• **Task details**
Take from the listing each line that has the string "been".

## START

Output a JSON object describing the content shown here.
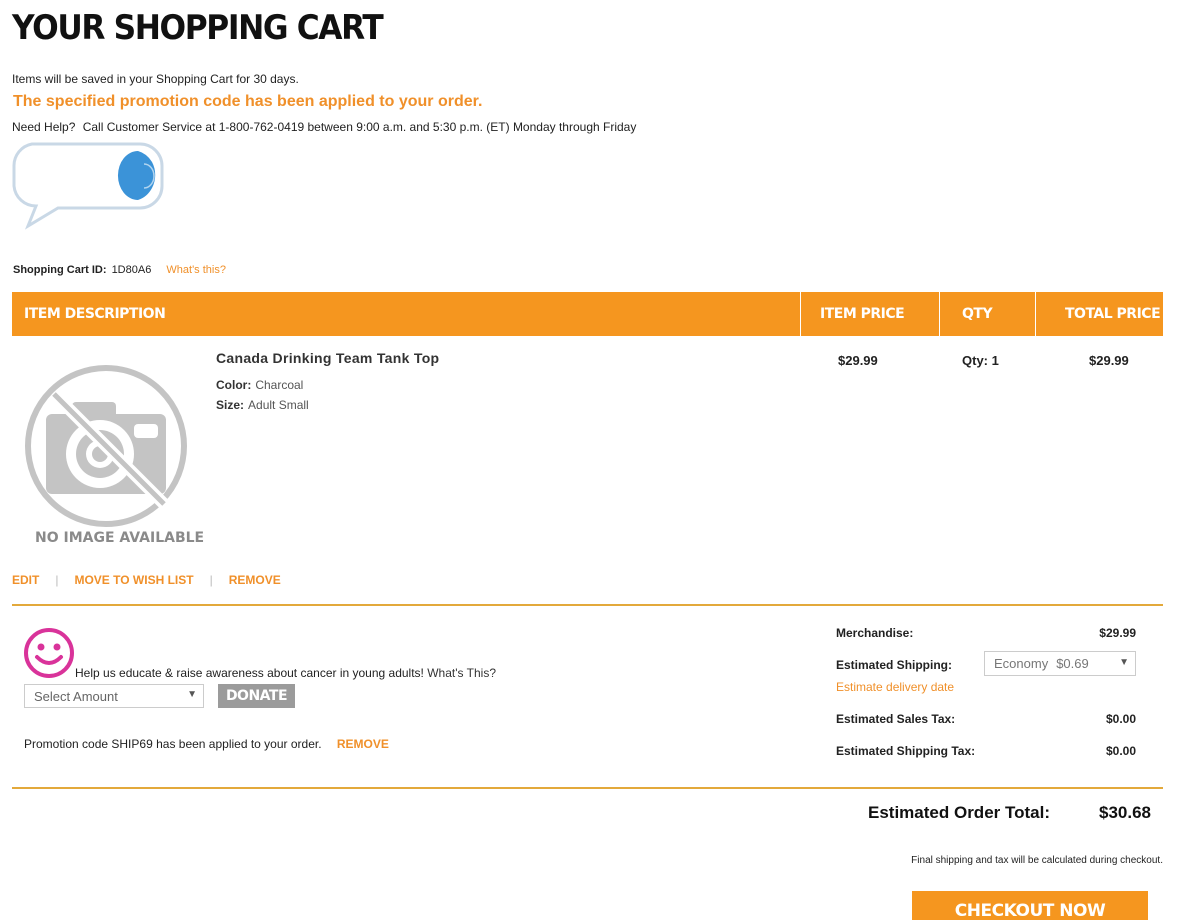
{
  "page": {
    "title": "YOUR SHOPPING CART",
    "save_note": "Items will be saved in your Shopping Cart for 30 days.",
    "promo_applied_message": "The specified promotion code has been applied to your order.",
    "help_label": "Need Help?",
    "help_text": "Call Customer Service at 1-800-762-0419 between 9:00 a.m. and 5:30 p.m. (ET) Monday through Friday"
  },
  "cart": {
    "id_label": "Shopping Cart ID:",
    "id_value": "1D80A6",
    "whats_this": "What's this?"
  },
  "table": {
    "headers": [
      "ITEM DESCRIPTION",
      "ITEM PRICE",
      "QTY",
      "TOTAL PRICE"
    ]
  },
  "item": {
    "no_image_label": "NO IMAGE AVAILABLE",
    "name": "Canada Drinking Team Tank Top",
    "color_label": "Color:",
    "color_value": "Charcoal",
    "size_label": "Size:",
    "size_value": "Adult Small",
    "price": "$29.99",
    "qty": "Qty: 1",
    "total": "$29.99",
    "actions": {
      "edit": "EDIT",
      "sep": "|",
      "wishlist": "MOVE TO WISH LIST",
      "remove": "REMOVE"
    }
  },
  "charity": {
    "text": "Help us educate & raise awareness about cancer in young adults!",
    "link": "What's This?",
    "select_placeholder": "Select Amount",
    "donate_label": "DONATE"
  },
  "promo": {
    "text_prefix": "Promotion code",
    "code": "SHIP69",
    "text_suffix": "has been applied to your order.",
    "remove_label": "REMOVE"
  },
  "summary": {
    "merchandise_label": "Merchandise:",
    "merchandise_value": "$29.99",
    "shipping_label": "Estimated Shipping:",
    "shipping_method": "Economy",
    "shipping_price": "$0.69",
    "delivery_link": "Estimate delivery date",
    "sales_tax_label": "Estimated Sales Tax:",
    "sales_tax_value": "$0.00",
    "shipping_tax_label": "Estimated Shipping Tax:",
    "shipping_tax_value": "$0.00",
    "order_total_label": "Estimated Order Total:",
    "order_total_value": "$30.68",
    "final_note": "Final shipping and tax will be calculated during checkout.",
    "checkout_label": "CHECKOUT NOW"
  },
  "colors": {
    "accent_orange": "#f5961f",
    "link_orange": "#f0902a",
    "smiley_pink": "#d9339a",
    "chat_blue": "#3b93d8"
  }
}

## END

• **Correct result**
    "promo_applied_message": "The specified promotion code has been applied to your order.",
    "text_suffix": "has been applied to your order.",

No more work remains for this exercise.